Extracted entries:
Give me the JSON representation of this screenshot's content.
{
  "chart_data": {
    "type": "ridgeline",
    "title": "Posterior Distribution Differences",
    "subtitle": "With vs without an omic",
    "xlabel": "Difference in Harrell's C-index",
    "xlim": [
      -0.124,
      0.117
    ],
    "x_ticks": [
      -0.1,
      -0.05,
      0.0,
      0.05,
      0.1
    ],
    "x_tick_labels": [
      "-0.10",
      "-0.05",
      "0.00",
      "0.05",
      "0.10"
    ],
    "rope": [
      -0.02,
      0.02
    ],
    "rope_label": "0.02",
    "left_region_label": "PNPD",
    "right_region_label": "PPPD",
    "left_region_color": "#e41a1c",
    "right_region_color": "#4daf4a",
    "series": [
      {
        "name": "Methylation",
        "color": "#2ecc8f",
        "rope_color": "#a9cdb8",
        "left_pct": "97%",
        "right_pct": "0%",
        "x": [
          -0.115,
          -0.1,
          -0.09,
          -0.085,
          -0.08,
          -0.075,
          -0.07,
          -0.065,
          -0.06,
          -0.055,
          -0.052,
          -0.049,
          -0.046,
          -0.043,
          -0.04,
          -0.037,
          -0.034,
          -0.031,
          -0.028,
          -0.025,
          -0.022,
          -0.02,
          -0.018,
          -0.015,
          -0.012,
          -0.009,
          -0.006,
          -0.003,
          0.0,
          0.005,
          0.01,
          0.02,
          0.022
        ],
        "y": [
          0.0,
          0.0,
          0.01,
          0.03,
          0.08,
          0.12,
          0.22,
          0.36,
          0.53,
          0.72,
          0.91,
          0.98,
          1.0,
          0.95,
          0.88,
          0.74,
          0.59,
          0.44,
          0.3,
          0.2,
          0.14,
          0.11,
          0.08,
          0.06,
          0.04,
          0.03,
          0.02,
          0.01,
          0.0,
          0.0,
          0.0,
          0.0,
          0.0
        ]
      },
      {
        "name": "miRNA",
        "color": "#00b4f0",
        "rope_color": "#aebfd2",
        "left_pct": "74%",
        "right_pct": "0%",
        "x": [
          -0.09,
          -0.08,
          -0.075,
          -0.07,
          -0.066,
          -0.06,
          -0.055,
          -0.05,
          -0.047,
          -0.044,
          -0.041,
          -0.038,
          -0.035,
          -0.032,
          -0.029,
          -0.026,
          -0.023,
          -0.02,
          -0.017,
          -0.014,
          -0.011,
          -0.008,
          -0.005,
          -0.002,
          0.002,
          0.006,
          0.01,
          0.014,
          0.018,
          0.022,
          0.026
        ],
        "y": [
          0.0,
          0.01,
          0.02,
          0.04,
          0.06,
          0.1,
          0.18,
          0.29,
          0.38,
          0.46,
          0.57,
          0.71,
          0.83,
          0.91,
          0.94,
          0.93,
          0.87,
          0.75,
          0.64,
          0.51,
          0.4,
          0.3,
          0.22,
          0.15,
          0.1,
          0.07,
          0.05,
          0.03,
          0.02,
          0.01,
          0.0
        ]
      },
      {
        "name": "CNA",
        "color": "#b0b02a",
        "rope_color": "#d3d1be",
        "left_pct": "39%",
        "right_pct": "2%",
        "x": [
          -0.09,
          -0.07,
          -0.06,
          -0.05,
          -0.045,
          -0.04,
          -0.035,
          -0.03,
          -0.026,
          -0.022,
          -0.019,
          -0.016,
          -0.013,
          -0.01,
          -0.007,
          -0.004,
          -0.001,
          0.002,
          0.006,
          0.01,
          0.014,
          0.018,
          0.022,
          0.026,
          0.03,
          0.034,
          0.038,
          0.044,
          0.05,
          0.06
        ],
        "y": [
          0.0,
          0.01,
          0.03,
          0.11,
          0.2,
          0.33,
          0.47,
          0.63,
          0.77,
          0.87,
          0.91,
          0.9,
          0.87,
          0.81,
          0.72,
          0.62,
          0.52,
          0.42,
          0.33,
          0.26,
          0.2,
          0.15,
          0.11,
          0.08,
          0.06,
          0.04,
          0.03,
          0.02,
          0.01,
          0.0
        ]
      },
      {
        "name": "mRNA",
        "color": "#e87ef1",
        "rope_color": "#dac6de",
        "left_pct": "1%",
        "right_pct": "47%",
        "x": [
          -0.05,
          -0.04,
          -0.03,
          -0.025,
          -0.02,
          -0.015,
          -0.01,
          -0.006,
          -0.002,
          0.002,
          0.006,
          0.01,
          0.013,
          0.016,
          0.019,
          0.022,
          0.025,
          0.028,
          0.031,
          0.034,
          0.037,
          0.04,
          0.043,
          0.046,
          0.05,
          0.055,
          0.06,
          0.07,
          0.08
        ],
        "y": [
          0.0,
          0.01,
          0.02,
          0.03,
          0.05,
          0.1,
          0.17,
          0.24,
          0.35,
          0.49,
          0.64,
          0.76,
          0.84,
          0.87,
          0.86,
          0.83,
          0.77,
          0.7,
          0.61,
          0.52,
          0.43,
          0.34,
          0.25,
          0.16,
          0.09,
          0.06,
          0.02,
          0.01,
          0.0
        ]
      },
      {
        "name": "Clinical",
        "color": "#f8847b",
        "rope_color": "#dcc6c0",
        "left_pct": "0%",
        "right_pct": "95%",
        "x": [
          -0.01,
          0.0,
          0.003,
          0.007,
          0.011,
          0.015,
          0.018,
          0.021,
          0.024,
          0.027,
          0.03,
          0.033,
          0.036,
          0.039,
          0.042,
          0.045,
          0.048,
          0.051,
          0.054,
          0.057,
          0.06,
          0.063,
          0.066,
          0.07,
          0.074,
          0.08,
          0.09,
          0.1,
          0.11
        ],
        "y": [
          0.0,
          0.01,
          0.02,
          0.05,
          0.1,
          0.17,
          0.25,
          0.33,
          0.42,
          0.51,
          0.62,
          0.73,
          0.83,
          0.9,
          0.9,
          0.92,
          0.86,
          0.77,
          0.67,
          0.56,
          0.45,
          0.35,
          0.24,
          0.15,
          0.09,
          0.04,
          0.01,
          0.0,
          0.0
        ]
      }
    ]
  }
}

Task description: Each record should be given again exactly as it reads.

Result of this task:
Give me the JSON representation of this screenshot's content.
{
  "chart_data": {
    "type": "ridgeline",
    "title": "Posterior Distribution Differences",
    "subtitle": "With vs without an omic",
    "xlabel": "Difference in Harrell's C-index",
    "xlim": [
      -0.124,
      0.117
    ],
    "x_ticks": [
      -0.1,
      -0.05,
      0.0,
      0.05,
      0.1
    ],
    "x_tick_labels": [
      "-0.10",
      "-0.05",
      "0.00",
      "0.05",
      "0.10"
    ],
    "rope": [
      -0.02,
      0.02
    ],
    "rope_label": "0.02",
    "left_region_label": "PNPD",
    "right_region_label": "PPPD",
    "left_region_color": "#e41a1c",
    "right_region_color": "#4daf4a",
    "series": [
      {
        "name": "Methylation",
        "color": "#2ecc8f",
        "rope_color": "#a9cdb8",
        "left_pct": "97%",
        "right_pct": "0%",
        "x": [
          -0.115,
          -0.1,
          -0.09,
          -0.085,
          -0.08,
          -0.075,
          -0.07,
          -0.065,
          -0.06,
          -0.055,
          -0.052,
          -0.049,
          -0.046,
          -0.043,
          -0.04,
          -0.037,
          -0.034,
          -0.031,
          -0.028,
          -0.025,
          -0.022,
          -0.02,
          -0.018,
          -0.015,
          -0.012,
          -0.009,
          -0.006,
          -0.003,
          0.0,
          0.005,
          0.01,
          0.02,
          0.022
        ],
        "y": [
          0.0,
          0.0,
          0.01,
          0.03,
          0.08,
          0.12,
          0.22,
          0.36,
          0.53,
          0.72,
          0.91,
          0.98,
          1.0,
          0.95,
          0.88,
          0.74,
          0.59,
          0.44,
          0.3,
          0.2,
          0.14,
          0.11,
          0.08,
          0.06,
          0.04,
          0.03,
          0.02,
          0.01,
          0.0,
          0.0,
          0.0,
          0.0,
          0.0
        ]
      },
      {
        "name": "miRNA",
        "color": "#00b4f0",
        "rope_color": "#aebfd2",
        "left_pct": "74%",
        "right_pct": "0%",
        "x": [
          -0.09,
          -0.08,
          -0.075,
          -0.07,
          -0.066,
          -0.06,
          -0.055,
          -0.05,
          -0.047,
          -0.044,
          -0.041,
          -0.038,
          -0.035,
          -0.032,
          -0.029,
          -0.026,
          -0.023,
          -0.02,
          -0.017,
          -0.014,
          -0.011,
          -0.008,
          -0.005,
          -0.002,
          0.002,
          0.006,
          0.01,
          0.014,
          0.018,
          0.022,
          0.026
        ],
        "y": [
          0.0,
          0.01,
          0.02,
          0.04,
          0.06,
          0.1,
          0.18,
          0.29,
          0.38,
          0.46,
          0.57,
          0.71,
          0.83,
          0.91,
          0.94,
          0.93,
          0.87,
          0.75,
          0.64,
          0.51,
          0.4,
          0.3,
          0.22,
          0.15,
          0.1,
          0.07,
          0.05,
          0.03,
          0.02,
          0.01,
          0.0
        ]
      },
      {
        "name": "CNA",
        "color": "#b0b02a",
        "rope_color": "#d3d1be",
        "left_pct": "39%",
        "right_pct": "2%",
        "x": [
          -0.09,
          -0.07,
          -0.06,
          -0.05,
          -0.045,
          -0.04,
          -0.035,
          -0.03,
          -0.026,
          -0.022,
          -0.019,
          -0.016,
          -0.013,
          -0.01,
          -0.007,
          -0.004,
          -0.001,
          0.002,
          0.006,
          0.01,
          0.014,
          0.018,
          0.022,
          0.026,
          0.03,
          0.034,
          0.038,
          0.044,
          0.05,
          0.06
        ],
        "y": [
          0.0,
          0.01,
          0.03,
          0.11,
          0.2,
          0.33,
          0.47,
          0.63,
          0.77,
          0.87,
          0.91,
          0.9,
          0.87,
          0.81,
          0.72,
          0.62,
          0.52,
          0.42,
          0.33,
          0.26,
          0.2,
          0.15,
          0.11,
          0.08,
          0.06,
          0.04,
          0.03,
          0.02,
          0.01,
          0.0
        ]
      },
      {
        "name": "mRNA",
        "color": "#e87ef1",
        "rope_color": "#dac6de",
        "left_pct": "1%",
        "right_pct": "47%",
        "x": [
          -0.05,
          -0.04,
          -0.03,
          -0.025,
          -0.02,
          -0.015,
          -0.01,
          -0.006,
          -0.002,
          0.002,
          0.006,
          0.01,
          0.013,
          0.016,
          0.019,
          0.022,
          0.025,
          0.028,
          0.031,
          0.034,
          0.037,
          0.04,
          0.043,
          0.046,
          0.05,
          0.055,
          0.06,
          0.07,
          0.08
        ],
        "y": [
          0.0,
          0.01,
          0.02,
          0.03,
          0.05,
          0.1,
          0.17,
          0.24,
          0.35,
          0.49,
          0.64,
          0.76,
          0.84,
          0.87,
          0.86,
          0.83,
          0.77,
          0.7,
          0.61,
          0.52,
          0.43,
          0.34,
          0.25,
          0.16,
          0.09,
          0.06,
          0.02,
          0.01,
          0.0
        ]
      },
      {
        "name": "Clinical",
        "color": "#f8847b",
        "rope_color": "#dcc6c0",
        "left_pct": "0%",
        "right_pct": "95%",
        "x": [
          -0.01,
          0.0,
          0.003,
          0.007,
          0.011,
          0.015,
          0.018,
          0.021,
          0.024,
          0.027,
          0.03,
          0.033,
          0.036,
          0.039,
          0.042,
          0.045,
          0.048,
          0.051,
          0.054,
          0.057,
          0.06,
          0.063,
          0.066,
          0.07,
          0.074,
          0.08,
          0.09,
          0.1,
          0.11
        ],
        "y": [
          0.0,
          0.01,
          0.02,
          0.05,
          0.1,
          0.17,
          0.25,
          0.33,
          0.42,
          0.51,
          0.62,
          0.73,
          0.83,
          0.9,
          0.9,
          0.92,
          0.86,
          0.77,
          0.67,
          0.56,
          0.45,
          0.35,
          0.24,
          0.15,
          0.09,
          0.04,
          0.01,
          0.0,
          0.0
        ]
      }
    ]
  }
}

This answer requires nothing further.